Copy every line from the material below that holds "factor".

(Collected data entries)
****************************************
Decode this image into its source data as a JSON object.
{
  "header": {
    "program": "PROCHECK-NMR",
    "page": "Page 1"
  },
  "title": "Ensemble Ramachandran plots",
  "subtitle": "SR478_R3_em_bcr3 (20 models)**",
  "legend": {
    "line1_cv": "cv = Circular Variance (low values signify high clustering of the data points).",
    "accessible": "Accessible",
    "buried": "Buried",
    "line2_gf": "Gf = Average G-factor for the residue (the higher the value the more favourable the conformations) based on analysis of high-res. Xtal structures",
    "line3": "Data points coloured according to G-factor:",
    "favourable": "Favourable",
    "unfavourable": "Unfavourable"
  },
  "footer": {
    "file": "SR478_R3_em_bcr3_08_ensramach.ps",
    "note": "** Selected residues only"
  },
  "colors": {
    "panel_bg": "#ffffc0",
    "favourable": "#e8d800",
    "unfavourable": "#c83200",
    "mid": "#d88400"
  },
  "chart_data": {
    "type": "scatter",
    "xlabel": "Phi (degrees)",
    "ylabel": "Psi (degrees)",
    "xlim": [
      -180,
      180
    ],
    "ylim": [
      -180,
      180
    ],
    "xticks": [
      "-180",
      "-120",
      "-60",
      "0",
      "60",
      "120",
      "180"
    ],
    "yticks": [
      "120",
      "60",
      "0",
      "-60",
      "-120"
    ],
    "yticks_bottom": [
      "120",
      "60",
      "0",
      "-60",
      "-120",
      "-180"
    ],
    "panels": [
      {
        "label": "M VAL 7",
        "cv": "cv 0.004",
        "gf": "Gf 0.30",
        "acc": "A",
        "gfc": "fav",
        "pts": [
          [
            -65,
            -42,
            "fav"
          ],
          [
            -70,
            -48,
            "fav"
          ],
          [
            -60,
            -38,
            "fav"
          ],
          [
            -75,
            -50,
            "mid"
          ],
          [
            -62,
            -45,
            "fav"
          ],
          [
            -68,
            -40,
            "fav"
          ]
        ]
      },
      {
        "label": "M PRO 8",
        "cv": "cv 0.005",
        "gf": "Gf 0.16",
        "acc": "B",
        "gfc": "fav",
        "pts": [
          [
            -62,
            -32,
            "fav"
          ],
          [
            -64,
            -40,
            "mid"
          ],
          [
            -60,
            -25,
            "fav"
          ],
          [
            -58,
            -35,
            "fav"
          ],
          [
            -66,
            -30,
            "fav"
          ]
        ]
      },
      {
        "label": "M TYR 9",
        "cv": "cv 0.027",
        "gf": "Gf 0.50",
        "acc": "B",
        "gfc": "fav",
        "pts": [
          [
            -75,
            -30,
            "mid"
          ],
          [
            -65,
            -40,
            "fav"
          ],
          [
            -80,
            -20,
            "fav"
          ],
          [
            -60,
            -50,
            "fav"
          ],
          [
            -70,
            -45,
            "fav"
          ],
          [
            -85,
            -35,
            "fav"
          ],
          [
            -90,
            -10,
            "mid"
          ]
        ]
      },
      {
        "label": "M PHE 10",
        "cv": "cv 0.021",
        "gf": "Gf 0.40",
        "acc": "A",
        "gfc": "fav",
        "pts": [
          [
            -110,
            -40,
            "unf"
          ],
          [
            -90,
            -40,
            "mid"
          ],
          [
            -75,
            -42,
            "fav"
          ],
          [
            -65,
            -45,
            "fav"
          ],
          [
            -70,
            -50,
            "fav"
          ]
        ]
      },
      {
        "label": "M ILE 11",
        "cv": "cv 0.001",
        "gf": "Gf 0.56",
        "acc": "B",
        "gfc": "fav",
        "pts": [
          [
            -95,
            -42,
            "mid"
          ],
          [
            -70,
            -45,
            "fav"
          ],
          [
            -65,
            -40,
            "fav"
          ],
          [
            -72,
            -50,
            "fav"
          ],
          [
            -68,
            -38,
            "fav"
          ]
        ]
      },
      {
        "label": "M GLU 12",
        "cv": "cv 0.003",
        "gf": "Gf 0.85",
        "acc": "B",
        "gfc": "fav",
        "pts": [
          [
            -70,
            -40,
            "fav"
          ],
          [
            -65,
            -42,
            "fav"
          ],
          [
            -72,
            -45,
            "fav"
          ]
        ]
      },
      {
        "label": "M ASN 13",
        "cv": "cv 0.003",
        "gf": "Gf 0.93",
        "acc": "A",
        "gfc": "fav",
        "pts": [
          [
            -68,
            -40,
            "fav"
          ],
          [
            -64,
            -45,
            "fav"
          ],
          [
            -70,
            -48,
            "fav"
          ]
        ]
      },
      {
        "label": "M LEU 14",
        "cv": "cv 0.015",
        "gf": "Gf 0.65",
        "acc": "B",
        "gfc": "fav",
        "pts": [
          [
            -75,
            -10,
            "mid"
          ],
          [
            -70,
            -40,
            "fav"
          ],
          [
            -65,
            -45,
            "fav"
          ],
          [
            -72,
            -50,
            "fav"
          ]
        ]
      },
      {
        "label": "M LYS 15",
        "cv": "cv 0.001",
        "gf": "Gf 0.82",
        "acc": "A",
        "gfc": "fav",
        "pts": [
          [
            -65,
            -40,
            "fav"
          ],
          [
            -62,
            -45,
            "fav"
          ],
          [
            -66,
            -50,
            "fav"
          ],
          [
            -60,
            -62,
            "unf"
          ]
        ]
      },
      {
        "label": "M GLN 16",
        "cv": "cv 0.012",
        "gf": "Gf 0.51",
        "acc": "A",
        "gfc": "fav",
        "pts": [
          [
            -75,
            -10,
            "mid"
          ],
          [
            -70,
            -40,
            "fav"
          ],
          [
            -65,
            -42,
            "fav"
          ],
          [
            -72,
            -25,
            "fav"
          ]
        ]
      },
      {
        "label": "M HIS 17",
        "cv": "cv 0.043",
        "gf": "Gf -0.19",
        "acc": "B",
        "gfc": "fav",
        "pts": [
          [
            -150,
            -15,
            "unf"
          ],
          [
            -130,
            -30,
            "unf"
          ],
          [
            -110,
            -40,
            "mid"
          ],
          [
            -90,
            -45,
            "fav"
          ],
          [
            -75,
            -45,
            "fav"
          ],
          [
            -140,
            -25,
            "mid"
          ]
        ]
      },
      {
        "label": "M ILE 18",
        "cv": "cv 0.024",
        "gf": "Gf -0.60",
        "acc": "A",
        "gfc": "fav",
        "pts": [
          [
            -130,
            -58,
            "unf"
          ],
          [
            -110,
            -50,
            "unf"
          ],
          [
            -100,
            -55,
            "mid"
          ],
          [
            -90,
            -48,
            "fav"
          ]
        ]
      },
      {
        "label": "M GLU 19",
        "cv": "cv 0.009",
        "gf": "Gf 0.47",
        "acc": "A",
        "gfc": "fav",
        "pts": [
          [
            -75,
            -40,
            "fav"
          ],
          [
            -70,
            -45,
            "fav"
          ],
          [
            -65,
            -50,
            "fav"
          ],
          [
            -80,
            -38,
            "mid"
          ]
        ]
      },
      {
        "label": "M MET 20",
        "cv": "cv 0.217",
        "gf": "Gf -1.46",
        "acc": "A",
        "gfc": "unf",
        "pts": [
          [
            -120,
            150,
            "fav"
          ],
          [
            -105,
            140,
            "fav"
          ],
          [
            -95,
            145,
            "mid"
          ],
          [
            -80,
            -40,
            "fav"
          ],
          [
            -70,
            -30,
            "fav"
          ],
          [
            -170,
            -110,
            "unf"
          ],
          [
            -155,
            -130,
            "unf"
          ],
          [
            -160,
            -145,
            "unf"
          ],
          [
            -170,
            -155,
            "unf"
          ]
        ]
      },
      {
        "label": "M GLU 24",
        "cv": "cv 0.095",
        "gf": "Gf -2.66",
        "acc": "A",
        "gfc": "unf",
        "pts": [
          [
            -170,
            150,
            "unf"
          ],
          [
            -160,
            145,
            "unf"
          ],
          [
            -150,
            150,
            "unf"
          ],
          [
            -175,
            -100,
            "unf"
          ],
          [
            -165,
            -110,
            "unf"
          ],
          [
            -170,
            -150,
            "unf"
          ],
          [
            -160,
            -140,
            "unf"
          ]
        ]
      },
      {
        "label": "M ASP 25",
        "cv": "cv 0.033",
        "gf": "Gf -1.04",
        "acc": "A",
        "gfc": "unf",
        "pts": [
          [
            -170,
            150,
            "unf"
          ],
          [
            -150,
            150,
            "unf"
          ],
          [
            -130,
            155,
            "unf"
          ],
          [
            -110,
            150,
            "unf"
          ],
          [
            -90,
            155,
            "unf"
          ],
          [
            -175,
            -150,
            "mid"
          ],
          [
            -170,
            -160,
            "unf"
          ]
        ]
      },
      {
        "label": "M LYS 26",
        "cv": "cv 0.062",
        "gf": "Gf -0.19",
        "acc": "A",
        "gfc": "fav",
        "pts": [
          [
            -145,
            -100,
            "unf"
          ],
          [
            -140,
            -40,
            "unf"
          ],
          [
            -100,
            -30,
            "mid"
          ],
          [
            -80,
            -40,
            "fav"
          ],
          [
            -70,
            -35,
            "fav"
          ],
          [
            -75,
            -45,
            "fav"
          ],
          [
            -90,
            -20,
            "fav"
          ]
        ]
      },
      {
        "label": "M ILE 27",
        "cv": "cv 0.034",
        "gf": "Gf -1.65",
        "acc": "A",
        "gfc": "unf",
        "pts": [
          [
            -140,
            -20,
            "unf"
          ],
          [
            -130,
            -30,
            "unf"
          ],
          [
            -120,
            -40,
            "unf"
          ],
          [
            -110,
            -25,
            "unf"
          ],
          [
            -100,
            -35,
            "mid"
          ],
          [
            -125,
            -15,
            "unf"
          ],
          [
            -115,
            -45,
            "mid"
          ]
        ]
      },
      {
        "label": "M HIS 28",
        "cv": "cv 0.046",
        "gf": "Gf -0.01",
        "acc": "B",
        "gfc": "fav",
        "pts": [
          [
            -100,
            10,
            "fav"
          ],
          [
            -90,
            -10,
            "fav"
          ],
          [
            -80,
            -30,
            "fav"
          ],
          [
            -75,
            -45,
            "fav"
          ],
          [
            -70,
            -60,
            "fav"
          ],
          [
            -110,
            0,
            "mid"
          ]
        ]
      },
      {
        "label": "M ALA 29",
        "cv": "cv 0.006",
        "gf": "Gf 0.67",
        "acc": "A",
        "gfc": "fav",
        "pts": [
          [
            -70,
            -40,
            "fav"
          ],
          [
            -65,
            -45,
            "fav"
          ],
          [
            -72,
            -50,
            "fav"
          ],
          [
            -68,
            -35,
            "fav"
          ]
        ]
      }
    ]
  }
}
****************************************
Exercise solution =
    "line2_gf": "Gf = Average G-factor for the residue (the higher the value the more favourable the conformations) based on analysis of high-res. Xtal structures",
    "line3": "Data points coloured according to G-factor:",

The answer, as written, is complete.